What you need to do: Where a line contains the word "text", copy that line in full.

Collected data:
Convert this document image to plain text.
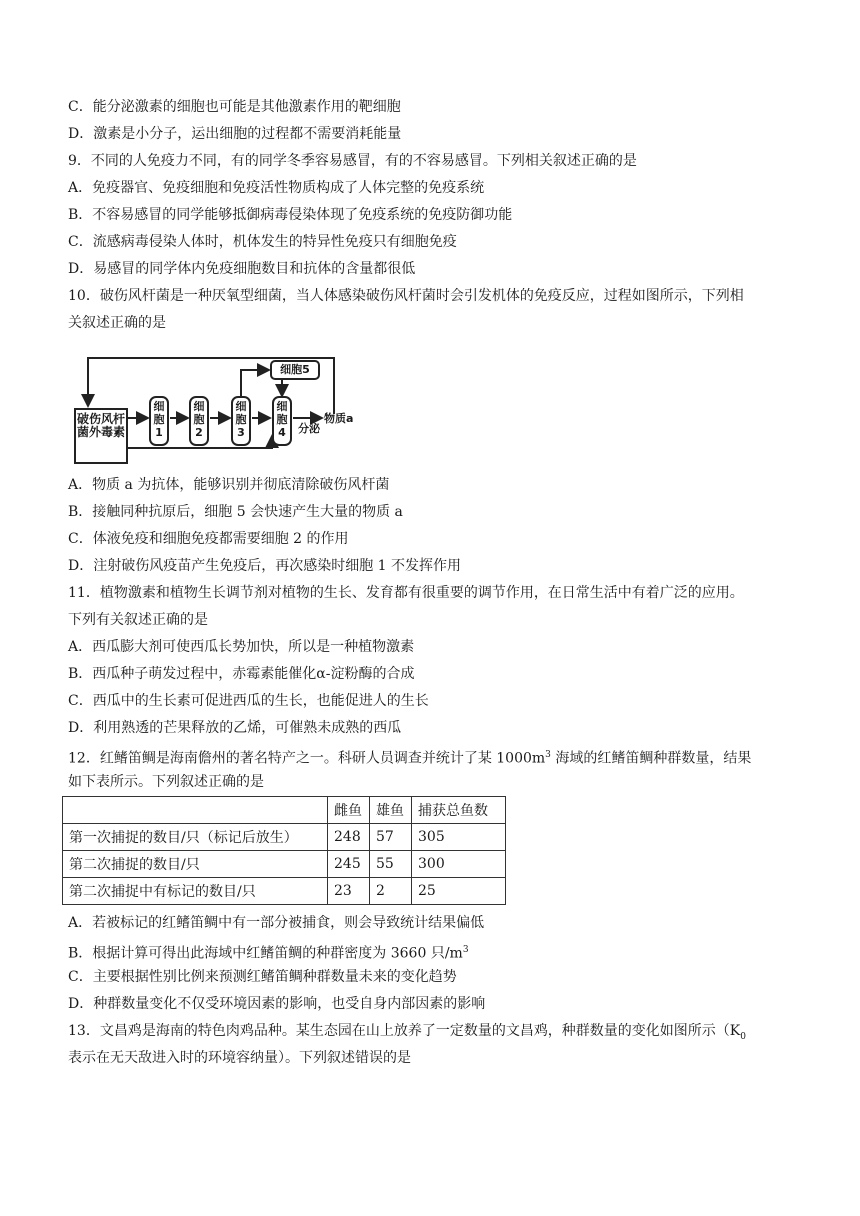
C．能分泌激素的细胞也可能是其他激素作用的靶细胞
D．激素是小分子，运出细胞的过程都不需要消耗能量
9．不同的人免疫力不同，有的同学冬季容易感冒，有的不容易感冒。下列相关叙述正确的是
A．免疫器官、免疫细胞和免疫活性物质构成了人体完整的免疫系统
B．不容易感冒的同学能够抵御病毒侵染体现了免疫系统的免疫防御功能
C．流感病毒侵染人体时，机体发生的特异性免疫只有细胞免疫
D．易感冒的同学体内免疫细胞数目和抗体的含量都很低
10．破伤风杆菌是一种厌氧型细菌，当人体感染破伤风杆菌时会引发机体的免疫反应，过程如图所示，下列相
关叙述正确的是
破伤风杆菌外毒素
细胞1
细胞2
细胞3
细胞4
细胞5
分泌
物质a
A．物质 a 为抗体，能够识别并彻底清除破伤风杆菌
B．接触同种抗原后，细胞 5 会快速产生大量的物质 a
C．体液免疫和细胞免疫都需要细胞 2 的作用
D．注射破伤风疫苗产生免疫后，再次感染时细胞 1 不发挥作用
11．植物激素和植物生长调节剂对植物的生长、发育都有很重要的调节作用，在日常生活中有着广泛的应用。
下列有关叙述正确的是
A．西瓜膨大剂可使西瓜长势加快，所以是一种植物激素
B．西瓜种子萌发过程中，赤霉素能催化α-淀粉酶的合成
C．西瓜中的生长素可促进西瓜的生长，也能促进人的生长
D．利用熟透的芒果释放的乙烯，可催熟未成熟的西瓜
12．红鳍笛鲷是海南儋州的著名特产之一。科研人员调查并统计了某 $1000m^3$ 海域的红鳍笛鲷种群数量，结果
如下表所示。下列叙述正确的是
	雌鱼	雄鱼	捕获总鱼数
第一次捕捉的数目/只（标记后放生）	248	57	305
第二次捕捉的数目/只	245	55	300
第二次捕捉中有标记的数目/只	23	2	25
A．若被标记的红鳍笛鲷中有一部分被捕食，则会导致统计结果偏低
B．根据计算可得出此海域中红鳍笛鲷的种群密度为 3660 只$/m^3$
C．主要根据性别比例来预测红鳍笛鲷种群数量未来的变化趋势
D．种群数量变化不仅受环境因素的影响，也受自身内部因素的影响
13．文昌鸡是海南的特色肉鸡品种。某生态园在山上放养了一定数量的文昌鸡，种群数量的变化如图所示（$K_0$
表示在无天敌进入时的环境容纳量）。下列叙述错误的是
--
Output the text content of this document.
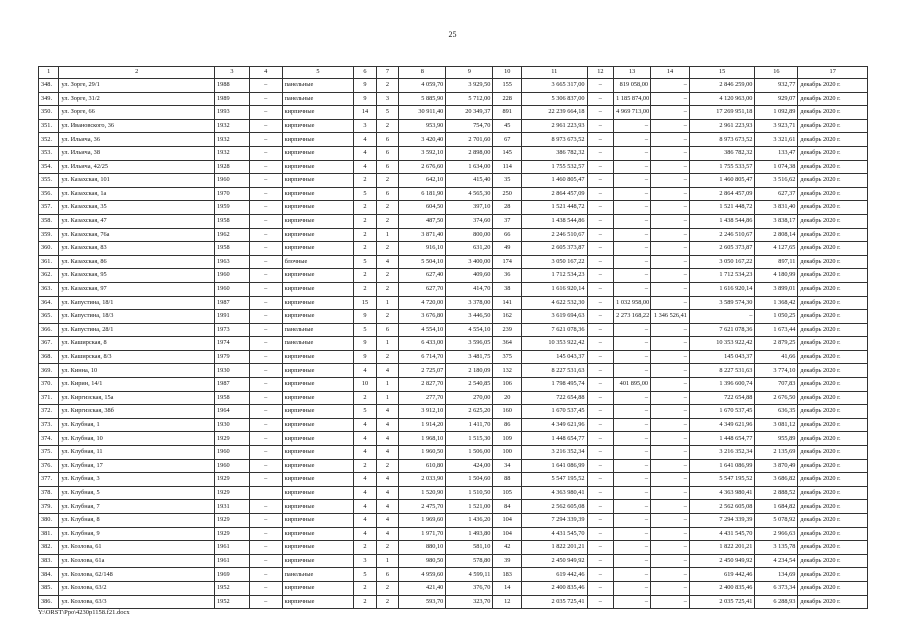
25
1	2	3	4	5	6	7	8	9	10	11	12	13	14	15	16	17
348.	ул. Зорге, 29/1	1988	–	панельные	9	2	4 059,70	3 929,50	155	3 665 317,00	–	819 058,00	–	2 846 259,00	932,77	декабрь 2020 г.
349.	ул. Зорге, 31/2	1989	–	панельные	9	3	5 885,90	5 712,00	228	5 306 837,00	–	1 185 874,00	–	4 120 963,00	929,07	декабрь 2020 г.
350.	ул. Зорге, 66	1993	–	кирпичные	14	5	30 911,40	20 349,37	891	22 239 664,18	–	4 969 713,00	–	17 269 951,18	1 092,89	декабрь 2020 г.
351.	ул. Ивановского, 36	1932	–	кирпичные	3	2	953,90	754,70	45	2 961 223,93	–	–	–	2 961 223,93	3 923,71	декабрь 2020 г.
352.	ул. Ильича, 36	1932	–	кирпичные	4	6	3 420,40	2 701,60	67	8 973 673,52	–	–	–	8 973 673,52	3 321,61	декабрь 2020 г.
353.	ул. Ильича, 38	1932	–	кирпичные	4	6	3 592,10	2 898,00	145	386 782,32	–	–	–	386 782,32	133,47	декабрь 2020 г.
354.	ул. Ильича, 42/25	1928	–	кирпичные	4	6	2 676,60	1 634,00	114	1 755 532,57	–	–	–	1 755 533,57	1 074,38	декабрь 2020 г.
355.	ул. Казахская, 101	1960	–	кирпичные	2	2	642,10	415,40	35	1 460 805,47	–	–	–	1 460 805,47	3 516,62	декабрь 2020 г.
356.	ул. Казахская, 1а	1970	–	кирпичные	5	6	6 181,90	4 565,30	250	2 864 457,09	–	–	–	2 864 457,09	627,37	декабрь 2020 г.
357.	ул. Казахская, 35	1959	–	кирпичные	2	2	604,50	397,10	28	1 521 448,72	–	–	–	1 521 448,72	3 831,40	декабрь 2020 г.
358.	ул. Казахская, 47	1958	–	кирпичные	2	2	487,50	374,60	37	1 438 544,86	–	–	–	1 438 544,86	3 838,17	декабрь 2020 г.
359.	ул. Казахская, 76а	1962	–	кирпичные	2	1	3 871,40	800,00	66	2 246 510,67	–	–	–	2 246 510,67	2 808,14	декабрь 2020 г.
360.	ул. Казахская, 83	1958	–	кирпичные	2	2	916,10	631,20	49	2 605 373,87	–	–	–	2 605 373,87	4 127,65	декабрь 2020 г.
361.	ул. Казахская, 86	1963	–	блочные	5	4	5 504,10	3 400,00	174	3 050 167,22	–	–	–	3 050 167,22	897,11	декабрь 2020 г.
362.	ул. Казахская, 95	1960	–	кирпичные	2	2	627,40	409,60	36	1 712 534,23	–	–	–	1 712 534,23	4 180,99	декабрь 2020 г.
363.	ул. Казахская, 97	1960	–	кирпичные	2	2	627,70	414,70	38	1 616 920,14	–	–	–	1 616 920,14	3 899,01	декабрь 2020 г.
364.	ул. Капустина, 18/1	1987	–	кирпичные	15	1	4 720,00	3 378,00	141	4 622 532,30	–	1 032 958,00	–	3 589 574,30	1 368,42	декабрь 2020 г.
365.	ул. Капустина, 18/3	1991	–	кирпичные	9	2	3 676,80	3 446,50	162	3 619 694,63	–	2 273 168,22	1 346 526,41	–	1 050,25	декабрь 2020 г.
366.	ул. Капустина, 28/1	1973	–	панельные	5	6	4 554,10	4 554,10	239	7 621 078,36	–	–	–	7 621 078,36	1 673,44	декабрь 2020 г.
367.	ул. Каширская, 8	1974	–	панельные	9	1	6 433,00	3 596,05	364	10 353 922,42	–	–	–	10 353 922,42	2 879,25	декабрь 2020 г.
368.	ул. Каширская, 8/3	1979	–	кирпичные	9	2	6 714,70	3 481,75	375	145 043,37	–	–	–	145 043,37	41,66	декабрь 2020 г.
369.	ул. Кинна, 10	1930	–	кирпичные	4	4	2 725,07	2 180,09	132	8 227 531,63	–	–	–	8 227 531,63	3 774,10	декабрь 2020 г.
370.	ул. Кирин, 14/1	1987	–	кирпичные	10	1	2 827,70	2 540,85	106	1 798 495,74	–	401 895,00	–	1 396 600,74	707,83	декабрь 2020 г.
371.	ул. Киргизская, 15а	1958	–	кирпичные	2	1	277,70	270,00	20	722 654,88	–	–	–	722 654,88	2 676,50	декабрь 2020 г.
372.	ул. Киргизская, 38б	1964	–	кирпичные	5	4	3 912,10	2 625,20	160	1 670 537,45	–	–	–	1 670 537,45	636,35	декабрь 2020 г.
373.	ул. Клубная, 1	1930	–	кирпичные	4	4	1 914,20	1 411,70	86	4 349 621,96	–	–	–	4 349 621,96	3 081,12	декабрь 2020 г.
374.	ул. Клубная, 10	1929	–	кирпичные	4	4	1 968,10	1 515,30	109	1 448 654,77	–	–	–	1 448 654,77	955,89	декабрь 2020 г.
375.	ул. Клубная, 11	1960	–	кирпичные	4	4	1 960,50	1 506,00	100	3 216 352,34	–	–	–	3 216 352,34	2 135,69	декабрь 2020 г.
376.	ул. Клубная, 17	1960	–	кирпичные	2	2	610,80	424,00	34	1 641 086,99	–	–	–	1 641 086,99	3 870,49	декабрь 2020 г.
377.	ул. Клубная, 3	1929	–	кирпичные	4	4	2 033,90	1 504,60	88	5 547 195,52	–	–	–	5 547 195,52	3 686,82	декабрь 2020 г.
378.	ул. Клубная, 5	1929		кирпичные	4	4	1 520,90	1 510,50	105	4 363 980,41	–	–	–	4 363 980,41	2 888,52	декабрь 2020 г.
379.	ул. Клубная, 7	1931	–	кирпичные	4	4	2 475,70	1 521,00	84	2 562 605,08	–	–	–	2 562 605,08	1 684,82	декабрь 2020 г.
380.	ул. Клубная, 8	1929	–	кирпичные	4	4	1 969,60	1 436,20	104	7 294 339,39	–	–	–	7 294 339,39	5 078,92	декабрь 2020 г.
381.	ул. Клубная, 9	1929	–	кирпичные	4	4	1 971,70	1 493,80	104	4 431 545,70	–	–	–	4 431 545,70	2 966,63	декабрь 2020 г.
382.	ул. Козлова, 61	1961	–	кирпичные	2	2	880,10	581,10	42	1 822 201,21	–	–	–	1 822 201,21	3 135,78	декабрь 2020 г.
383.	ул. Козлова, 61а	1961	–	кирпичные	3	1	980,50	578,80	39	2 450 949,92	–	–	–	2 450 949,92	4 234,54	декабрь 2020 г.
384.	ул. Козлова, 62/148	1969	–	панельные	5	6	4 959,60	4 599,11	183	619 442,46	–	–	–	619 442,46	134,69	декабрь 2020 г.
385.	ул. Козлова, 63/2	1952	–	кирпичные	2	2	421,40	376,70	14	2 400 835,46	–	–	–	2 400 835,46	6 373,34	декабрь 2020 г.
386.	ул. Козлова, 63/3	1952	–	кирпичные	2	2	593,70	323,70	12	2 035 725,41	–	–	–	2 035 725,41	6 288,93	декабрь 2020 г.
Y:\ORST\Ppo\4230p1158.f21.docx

Finished answer:
Convert this document image to plain text.
Output the text content of this document.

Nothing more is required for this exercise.